> **Exercise instructions**:
Go through the records and show each line where the word "JSON" occurs.

> **Provided records**:
---------------
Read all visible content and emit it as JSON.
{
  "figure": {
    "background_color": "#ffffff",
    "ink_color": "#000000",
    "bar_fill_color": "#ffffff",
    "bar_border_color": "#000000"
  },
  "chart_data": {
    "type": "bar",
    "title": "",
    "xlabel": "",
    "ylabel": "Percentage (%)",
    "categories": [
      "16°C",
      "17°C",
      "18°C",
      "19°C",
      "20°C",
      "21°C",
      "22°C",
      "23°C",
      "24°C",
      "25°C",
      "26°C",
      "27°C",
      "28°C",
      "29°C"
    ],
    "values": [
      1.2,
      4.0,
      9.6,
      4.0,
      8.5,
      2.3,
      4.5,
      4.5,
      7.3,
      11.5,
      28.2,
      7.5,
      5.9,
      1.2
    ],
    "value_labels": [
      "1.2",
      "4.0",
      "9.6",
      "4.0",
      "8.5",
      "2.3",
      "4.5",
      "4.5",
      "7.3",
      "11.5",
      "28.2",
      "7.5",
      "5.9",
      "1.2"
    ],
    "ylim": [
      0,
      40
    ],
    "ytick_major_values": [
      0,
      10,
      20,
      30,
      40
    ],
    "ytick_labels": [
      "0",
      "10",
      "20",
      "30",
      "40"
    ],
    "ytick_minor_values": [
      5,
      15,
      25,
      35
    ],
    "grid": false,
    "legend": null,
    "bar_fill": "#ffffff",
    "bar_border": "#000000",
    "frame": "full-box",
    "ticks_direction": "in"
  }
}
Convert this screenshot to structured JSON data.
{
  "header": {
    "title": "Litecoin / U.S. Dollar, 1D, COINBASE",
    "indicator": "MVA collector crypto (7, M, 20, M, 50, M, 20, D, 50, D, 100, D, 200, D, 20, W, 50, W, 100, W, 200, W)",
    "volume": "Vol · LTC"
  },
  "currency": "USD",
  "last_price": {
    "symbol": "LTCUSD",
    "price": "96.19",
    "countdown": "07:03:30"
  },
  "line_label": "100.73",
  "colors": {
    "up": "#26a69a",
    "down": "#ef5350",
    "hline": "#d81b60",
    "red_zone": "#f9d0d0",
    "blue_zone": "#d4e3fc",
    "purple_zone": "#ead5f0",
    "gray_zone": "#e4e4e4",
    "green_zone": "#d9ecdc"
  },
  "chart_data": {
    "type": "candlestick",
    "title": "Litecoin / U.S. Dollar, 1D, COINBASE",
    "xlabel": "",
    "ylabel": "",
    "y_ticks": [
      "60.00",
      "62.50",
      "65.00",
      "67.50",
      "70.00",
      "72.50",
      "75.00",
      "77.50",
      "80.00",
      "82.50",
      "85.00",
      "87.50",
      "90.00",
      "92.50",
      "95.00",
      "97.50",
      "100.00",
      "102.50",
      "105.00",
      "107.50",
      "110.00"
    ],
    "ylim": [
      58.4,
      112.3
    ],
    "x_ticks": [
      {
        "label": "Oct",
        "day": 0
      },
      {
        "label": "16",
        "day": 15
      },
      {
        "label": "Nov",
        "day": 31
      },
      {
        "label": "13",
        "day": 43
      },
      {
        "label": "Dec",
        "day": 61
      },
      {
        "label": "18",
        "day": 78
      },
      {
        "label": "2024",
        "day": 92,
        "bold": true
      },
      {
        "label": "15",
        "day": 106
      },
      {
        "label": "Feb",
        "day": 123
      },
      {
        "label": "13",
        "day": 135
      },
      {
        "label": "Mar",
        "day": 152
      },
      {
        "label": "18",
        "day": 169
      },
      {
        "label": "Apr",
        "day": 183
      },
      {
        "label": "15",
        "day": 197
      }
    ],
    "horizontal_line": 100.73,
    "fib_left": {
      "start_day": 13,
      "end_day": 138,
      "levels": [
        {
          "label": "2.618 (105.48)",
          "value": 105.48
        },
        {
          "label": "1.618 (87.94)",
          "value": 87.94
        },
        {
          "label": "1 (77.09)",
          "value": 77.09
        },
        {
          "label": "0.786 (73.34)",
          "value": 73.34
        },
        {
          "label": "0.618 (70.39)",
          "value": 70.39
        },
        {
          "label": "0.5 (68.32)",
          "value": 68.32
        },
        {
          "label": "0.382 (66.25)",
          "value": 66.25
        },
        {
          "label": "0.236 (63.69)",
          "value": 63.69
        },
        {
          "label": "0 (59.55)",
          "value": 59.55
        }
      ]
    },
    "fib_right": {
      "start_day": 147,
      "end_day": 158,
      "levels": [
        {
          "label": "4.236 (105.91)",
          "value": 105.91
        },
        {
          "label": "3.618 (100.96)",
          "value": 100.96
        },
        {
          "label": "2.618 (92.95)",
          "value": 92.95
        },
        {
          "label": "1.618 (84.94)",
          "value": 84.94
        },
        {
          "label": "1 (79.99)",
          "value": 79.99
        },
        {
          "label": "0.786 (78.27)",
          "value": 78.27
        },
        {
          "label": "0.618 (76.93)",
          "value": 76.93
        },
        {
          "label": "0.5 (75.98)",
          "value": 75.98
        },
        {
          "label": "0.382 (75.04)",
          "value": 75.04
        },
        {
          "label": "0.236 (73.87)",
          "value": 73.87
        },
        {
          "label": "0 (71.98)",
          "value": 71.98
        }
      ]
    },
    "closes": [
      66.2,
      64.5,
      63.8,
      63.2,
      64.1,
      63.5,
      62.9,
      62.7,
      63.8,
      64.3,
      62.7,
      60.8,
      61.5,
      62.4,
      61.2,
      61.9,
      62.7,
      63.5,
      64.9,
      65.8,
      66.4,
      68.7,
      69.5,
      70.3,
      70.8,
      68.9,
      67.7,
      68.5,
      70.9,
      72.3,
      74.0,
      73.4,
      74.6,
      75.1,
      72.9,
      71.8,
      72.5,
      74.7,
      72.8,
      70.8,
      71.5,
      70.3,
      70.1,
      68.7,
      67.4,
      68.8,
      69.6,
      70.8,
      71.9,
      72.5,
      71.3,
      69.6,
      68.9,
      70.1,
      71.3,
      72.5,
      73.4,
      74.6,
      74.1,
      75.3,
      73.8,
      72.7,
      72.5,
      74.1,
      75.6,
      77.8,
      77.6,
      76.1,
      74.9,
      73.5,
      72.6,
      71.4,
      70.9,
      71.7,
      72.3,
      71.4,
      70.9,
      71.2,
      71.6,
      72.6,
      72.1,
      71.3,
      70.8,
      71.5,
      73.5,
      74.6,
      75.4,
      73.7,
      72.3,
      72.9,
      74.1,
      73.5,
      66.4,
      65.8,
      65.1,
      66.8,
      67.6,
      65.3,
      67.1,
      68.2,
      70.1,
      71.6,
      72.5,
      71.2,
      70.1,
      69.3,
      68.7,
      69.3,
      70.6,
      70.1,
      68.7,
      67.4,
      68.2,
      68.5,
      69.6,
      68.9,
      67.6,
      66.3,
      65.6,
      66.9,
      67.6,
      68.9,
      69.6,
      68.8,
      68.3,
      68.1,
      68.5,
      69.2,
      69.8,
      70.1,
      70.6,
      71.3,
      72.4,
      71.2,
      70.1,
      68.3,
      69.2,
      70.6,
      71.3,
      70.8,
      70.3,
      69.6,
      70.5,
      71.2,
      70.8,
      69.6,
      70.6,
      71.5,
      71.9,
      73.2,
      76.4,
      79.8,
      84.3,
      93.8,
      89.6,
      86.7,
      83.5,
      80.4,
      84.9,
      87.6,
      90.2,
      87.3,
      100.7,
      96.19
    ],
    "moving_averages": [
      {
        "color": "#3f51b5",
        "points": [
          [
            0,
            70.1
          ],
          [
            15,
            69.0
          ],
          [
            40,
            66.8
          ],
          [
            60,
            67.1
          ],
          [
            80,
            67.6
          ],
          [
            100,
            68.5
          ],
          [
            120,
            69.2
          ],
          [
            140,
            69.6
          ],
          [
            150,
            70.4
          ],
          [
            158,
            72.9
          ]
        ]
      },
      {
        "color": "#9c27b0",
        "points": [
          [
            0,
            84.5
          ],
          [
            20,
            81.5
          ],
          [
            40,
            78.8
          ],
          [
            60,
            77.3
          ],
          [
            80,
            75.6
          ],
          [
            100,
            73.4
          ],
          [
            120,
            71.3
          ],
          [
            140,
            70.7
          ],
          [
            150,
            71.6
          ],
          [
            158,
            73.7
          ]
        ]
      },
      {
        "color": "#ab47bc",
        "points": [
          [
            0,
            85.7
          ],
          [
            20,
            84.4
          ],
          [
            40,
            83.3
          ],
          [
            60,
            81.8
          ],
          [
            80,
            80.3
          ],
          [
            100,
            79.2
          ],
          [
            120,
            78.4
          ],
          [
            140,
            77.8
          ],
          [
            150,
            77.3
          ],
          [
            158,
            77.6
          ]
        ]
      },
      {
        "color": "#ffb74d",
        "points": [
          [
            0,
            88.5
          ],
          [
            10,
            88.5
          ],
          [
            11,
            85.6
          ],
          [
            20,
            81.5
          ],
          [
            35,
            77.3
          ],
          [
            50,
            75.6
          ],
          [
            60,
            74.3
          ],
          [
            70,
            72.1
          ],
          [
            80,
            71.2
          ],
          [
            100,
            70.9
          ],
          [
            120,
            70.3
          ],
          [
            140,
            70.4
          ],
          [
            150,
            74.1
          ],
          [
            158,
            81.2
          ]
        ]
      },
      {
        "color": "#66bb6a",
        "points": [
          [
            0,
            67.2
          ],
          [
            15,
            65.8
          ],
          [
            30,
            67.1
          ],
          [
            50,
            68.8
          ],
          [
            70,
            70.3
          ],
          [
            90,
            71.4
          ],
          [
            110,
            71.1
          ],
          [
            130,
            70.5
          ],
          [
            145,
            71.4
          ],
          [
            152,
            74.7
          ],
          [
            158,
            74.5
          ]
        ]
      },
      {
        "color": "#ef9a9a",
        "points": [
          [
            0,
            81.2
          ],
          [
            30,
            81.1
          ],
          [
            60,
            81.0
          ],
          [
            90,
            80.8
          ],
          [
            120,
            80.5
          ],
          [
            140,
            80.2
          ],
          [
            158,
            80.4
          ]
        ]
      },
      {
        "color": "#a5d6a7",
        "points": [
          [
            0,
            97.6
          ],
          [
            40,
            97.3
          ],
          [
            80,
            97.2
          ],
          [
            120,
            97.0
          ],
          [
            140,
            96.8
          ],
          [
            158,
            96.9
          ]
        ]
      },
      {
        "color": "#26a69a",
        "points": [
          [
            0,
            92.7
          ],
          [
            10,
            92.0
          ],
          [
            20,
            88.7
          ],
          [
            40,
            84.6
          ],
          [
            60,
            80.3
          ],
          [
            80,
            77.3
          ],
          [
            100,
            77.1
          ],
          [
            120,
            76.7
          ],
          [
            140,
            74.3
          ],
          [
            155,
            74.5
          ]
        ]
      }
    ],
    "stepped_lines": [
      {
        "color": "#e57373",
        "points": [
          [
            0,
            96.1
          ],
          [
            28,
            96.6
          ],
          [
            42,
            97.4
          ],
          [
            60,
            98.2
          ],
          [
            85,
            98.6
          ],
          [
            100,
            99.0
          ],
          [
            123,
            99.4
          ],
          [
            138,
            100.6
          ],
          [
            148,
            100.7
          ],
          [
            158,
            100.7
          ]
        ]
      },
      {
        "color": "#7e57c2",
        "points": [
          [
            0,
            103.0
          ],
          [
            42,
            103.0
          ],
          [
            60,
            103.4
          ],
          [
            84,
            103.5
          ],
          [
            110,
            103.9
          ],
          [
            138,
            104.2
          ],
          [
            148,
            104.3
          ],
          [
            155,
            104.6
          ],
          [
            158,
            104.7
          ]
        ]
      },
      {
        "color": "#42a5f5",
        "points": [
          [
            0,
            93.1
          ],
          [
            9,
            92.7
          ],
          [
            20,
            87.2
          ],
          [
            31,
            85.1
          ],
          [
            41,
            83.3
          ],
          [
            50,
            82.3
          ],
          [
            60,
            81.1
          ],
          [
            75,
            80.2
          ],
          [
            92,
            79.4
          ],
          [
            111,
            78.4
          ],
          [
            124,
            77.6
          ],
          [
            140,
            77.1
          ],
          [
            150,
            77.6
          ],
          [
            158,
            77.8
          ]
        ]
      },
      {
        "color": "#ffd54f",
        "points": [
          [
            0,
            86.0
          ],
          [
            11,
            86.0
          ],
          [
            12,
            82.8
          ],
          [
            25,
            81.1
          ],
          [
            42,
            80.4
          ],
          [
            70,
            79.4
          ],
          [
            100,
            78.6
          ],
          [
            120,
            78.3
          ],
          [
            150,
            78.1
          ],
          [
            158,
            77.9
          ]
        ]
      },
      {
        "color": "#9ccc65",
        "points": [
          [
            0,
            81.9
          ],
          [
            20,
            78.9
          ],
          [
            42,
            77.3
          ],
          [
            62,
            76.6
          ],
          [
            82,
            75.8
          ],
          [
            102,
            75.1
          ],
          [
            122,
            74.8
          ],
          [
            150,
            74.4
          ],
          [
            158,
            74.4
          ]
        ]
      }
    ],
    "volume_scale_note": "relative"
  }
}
---------------
> **Correct response**:
Read all visible content and emit it as JSON.
Convert this screenshot to structured JSON data.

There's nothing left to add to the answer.